→ **Text provided**
Wednesday, May 28, 2008

family time

On Christmas night, about 20 minutes before the turkey was projected to hit the table, my son was bopping around the living room playing his prized clownfish-shaped electric guitar when suddenly he stopped and began to shriek and point to his privates. A closer look revealed one of his testicles to be swollen and red to a point that I was terrified meant testicular torsion, a situation where the testicle has rotated and constricted the connecting vessels, cutting off bloodflow.

Four hours later, I listened to a urologist explain that my son, now half-asleep on my shoulder watching The Incredibles on the overhead TV, had developed what's called a hydrocele. The pain had not returned, thankfully, and the specialist told me that hydroceles don't always require treatment, so although it looked like he was sporting a red Spaldeen down there, he advised we wait and see what happened over the next few weeks. The chief urologist told my wife in mid-January to wait another two months to again see if the swelling receded on its own. In March, the chief finally told us we should let him operate. Although I'd been hoping the issue could be resolved quickly, the thought of my three year old going under general anesthetic put my heart in my throat for two months until last Wednesday, the first available date for the procedure.

I scooped the boy up out of a sound sleep at 5:30 am, sat him in my wife's Volvo wagon and we took him to the children's hospital for a 6:30 call. Since he was the youngest scheduled that morning, he got the first slot and at 7:15, my wife walked him into pre-op to meet the anesthesiologist.

I sat in the waiting room expecting a ninety-minute wait. My wife read her paperback and I grabbed a five year old issue of Entertainment Weekly and read about their top 50 cult movies. At 9 am, I looked down the hall toward the post-op area to see if my son had been brought out.

Still not there at 9:05.

9:09.

9:15.

I took off my watch.

The waiting room flatscreens were running Cartoon Network, some manic flashing seizure-bait about seemingly hundreds of blobs with feet and faces named Mister (insert adjective). Mister Noisy. Mister Happy. Mister Rude. Mister Persnickety. And here I sat, Mister Internally-Boiling-Over. The staff that seemed so nice two hours ago now looked to me like they were intentionally moving in slow-motion. The aide who'd told us it was her job to tell us when our son was out of surgery sat at her desk doing paperwork. At indeterminate intervals, she'd stand up, dragging her slides, the flat heels slapping the floor with each shuffle, and buzz herself into the post-op area. I'd watch through the door's narrow inset window as she'd walk the length of the room, check in with the nurses, small talk a bit and shuffle on back through the door, making a hard left to her desk and resuming her paperwork. As she passed within view of the parents awaiting her glance, I wondered if she had trained herself to keep from looking in our direction during her travels.

→ **Supplied material**
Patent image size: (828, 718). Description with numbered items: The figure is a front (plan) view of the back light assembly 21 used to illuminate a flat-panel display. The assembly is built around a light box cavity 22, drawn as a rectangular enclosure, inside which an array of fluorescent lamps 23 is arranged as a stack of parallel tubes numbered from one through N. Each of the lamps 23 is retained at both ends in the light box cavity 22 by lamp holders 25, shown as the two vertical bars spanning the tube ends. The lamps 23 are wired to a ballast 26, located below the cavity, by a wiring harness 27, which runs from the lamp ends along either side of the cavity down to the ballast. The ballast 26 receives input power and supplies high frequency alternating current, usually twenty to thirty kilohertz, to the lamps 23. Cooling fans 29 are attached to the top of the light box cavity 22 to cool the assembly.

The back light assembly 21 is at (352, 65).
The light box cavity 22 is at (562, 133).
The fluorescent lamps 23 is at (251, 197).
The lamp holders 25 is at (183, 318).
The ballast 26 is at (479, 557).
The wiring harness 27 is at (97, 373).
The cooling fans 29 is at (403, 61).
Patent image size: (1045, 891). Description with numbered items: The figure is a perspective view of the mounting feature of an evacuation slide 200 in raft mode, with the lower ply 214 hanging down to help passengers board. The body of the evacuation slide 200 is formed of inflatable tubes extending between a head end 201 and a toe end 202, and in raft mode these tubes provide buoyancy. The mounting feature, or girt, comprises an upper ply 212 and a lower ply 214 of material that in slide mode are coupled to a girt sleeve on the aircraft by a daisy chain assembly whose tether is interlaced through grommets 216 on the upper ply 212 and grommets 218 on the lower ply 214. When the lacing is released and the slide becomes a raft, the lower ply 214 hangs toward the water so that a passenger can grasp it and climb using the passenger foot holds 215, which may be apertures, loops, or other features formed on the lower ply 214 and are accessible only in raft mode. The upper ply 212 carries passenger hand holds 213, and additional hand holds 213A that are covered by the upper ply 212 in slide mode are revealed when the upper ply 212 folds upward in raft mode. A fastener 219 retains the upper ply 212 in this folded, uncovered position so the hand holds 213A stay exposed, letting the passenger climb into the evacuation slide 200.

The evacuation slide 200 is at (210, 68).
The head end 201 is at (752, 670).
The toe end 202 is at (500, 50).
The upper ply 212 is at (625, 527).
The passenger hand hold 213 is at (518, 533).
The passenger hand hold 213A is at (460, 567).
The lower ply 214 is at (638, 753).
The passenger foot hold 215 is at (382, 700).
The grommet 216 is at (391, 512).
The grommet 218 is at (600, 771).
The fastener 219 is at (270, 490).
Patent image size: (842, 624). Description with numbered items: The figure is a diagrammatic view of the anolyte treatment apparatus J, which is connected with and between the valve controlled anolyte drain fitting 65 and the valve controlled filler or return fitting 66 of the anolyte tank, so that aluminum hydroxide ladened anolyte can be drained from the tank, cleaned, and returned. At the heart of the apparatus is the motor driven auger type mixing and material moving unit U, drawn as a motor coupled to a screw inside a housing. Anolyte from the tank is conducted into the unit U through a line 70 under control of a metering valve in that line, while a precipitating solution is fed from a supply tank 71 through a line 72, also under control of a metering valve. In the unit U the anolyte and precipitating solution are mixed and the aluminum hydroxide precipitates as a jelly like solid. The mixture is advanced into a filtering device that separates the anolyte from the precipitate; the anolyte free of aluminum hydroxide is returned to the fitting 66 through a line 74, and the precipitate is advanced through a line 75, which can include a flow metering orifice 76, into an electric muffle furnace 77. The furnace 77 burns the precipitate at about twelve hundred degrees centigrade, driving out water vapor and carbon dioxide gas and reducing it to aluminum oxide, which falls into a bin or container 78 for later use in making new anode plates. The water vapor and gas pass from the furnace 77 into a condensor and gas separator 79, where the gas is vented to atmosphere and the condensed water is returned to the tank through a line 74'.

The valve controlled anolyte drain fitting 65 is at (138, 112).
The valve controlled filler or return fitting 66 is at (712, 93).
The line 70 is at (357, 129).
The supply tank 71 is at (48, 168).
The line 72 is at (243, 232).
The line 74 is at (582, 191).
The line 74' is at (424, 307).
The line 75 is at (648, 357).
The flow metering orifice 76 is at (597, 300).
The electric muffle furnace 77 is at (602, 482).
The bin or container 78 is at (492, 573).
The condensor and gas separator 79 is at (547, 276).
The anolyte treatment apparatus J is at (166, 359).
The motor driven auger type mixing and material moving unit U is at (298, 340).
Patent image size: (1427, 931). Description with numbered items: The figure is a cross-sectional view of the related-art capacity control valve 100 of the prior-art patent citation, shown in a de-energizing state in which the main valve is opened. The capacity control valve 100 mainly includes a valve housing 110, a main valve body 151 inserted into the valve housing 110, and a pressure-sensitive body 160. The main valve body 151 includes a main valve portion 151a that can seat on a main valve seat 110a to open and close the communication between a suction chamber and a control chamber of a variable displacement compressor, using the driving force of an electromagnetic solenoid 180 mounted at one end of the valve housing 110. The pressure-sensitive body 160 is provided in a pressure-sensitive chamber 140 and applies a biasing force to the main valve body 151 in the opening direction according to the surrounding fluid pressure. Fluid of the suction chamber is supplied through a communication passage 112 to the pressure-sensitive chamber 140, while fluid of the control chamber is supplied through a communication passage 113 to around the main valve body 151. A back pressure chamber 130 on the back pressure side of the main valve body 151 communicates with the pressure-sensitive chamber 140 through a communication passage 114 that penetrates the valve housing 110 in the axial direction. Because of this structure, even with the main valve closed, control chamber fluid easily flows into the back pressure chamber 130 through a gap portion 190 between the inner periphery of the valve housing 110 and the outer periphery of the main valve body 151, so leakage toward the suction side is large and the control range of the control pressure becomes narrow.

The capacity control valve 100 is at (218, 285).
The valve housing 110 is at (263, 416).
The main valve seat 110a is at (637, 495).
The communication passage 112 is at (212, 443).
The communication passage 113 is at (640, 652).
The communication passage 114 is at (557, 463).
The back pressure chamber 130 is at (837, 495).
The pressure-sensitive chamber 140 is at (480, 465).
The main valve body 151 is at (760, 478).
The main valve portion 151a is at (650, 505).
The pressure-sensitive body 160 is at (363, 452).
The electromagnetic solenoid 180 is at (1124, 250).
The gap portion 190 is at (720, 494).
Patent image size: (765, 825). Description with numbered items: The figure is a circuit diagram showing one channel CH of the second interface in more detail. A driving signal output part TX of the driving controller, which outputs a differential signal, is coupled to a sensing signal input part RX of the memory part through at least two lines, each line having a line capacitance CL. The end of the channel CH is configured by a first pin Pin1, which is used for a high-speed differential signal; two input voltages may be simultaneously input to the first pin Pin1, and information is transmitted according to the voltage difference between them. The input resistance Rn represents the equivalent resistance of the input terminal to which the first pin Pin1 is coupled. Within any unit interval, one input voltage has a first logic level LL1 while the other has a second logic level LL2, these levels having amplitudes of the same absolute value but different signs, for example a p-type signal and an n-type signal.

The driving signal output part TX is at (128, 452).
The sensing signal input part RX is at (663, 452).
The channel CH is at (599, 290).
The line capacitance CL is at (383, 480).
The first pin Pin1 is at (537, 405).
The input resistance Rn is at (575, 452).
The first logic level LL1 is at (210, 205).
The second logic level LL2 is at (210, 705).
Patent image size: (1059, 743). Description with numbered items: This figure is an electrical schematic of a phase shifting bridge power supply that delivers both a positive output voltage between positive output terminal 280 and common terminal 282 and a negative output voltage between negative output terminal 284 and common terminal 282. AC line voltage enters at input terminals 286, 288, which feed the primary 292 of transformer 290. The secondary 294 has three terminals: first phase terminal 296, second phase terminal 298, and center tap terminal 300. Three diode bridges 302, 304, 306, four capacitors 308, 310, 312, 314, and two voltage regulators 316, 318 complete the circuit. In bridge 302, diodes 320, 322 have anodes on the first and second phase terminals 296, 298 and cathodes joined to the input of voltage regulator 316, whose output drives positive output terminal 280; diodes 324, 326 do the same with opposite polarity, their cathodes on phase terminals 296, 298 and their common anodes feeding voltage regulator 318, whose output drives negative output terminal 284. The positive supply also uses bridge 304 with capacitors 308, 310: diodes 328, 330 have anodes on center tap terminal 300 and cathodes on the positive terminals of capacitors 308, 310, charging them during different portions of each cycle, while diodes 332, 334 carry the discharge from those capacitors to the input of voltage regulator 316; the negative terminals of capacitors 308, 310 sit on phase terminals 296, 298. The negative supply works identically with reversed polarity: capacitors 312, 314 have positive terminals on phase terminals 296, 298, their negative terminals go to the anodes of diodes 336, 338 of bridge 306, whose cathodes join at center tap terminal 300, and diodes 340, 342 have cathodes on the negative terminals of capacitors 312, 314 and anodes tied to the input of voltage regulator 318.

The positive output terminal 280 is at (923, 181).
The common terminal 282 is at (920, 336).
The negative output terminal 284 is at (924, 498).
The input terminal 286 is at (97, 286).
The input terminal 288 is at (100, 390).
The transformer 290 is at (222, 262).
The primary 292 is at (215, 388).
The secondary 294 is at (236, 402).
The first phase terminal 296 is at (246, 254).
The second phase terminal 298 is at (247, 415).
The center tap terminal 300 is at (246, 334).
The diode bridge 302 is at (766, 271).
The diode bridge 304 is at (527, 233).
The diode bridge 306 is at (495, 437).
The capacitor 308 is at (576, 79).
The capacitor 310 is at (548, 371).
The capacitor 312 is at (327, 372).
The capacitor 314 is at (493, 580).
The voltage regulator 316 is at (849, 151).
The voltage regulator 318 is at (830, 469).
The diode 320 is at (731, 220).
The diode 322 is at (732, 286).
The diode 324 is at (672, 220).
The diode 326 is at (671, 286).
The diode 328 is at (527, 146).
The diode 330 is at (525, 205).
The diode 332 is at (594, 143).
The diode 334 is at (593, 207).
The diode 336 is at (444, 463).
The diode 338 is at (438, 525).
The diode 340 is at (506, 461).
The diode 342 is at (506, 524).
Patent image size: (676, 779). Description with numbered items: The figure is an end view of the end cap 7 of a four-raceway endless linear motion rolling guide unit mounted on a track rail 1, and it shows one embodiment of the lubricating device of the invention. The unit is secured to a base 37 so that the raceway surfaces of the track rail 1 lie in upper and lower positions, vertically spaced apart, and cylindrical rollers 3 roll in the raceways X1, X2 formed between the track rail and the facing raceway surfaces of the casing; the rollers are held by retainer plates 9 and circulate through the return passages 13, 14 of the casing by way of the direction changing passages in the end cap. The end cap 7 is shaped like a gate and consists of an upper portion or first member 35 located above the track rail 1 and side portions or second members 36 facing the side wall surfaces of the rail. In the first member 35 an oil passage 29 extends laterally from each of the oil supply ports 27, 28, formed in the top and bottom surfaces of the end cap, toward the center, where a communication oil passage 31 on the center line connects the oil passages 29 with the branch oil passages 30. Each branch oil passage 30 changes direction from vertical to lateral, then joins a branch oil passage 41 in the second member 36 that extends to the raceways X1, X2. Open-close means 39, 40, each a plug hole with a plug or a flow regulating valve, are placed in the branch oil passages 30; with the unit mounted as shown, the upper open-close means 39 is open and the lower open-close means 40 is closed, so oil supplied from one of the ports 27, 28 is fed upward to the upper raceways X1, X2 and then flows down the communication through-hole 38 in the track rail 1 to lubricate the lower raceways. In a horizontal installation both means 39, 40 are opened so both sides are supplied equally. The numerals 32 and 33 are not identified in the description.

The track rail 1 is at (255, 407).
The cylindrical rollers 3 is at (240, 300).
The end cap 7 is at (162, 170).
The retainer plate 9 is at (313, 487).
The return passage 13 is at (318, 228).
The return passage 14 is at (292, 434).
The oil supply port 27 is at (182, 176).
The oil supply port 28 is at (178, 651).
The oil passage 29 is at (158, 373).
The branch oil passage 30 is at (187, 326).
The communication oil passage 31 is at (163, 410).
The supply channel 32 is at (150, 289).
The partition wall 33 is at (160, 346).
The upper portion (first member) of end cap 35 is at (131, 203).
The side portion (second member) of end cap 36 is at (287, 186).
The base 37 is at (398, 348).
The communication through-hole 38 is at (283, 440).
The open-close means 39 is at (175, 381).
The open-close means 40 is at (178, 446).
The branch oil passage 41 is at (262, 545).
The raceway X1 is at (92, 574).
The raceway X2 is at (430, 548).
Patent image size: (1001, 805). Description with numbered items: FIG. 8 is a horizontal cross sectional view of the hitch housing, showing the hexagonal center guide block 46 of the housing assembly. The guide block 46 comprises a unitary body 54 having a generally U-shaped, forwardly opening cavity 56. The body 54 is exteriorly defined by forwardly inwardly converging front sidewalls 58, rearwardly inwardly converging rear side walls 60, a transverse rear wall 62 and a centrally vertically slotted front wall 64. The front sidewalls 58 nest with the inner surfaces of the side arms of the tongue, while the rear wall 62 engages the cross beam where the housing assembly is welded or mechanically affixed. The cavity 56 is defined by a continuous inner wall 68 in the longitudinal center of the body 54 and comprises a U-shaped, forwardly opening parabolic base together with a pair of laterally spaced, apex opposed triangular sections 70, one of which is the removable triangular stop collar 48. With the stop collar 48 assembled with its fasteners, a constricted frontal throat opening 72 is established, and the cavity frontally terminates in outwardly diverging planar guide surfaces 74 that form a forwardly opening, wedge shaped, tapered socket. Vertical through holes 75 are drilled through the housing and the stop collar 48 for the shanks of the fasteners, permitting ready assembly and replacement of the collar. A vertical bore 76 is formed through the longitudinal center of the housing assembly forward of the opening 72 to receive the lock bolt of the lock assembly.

→ **Exercise prompt**
Retype the family time post word for word, from "I scooped the" to "been brought out.".

→ **Task answer**
I scooped the boy up out of a sound sleep at 5:30 am, sat him in my wife's Volvo wagon and we took him to the children's hospital for a 6:30 call. Since he was the youngest scheduled that morning, he got the first slot and at 7:15, my wife walked him into pre-op to meet the anesthesiologist.

I sat in the waiting room expecting a ninety-minute wait. My wife read her paperback and I grabbed a five year old issue of Entertainment Weekly and read about their top 50 cult movies. At 9 am, I looked down the hall toward the post-op area to see if my son had been brought out.